-- START Dataset content --
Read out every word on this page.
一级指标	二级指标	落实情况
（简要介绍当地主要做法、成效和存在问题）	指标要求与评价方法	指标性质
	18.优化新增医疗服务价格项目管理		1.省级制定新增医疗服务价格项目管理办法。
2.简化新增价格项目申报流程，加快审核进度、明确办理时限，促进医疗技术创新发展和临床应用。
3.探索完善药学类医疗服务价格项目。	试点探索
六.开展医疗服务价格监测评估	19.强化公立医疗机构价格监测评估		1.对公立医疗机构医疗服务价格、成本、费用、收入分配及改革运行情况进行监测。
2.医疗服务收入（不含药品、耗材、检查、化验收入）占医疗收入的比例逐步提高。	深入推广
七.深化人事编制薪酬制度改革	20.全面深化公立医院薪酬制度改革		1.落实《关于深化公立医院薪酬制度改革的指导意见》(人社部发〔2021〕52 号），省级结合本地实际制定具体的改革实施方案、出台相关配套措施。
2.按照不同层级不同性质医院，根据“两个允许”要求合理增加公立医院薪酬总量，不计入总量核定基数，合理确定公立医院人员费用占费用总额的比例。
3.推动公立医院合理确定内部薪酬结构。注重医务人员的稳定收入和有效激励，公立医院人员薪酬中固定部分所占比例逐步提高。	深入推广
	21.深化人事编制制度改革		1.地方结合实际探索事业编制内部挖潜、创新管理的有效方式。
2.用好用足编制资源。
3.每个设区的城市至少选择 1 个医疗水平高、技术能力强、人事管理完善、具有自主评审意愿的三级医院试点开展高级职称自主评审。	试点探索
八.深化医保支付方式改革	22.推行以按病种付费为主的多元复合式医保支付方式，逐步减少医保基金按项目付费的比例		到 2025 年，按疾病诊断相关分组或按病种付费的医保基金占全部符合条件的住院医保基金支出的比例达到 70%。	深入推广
-- END Dataset content --
• **Task objective**
Repeat each entry word for word.

• **Solution**
Read out every word on this page.
一级指标	二级指标	落实情况
（简要介绍当地主要做法、成效和存在问题）	指标要求与评价方法	指标性质
	18.优化新增医疗服务价格项目管理		1.省级制定新增医疗服务价格项目管理办法。
2.简化新增价格项目申报流程，加快审核进度、明确办理时限，促进医疗技术创新发展和临床应用。
3.探索完善药学类医疗服务价格项目。	试点探索
六.开展医疗服务价格监测评估	19.强化公立医疗机构价格监测评估		1.对公立医疗机构医疗服务价格、成本、费用、收入分配及改革运行情况进行监测。
2.医疗服务收入（不含药品、耗材、检查、化验收入）占医疗收入的比例逐步提高。	深入推广
七.深化人事编制薪酬制度改革	20.全面深化公立医院薪酬制度改革		1.落实《关于深化公立医院薪酬制度改革的指导意见》(人社部发〔2021〕52 号），省级结合本地实际制定具体的改革实施方案、出台相关配套措施。
2.按照不同层级不同性质医院，根据“两个允许”要求合理增加公立医院薪酬总量，不计入总量核定基数，合理确定公立医院人员费用占费用总额的比例。
3.推动公立医院合理确定内部薪酬结构。注重医务人员的稳定收入和有效激励，公立医院人员薪酬中固定部分所占比例逐步提高。	深入推广
	21.深化人事编制制度改革		1.地方结合实际探索事业编制内部挖潜、创新管理的有效方式。
2.用好用足编制资源。
3.每个设区的城市至少选择 1 个医疗水平高、技术能力强、人事管理完善、具有自主评审意愿的三级医院试点开展高级职称自主评审。	试点探索
八.深化医保支付方式改革	22.推行以按病种付费为主的多元复合式医保支付方式，逐步减少医保基金按项目付费的比例		到 2025 年，按疾病诊断相关分组或按病种付费的医保基金占全部符合条件的住院医保基金支出的比例达到 70%。	深入推广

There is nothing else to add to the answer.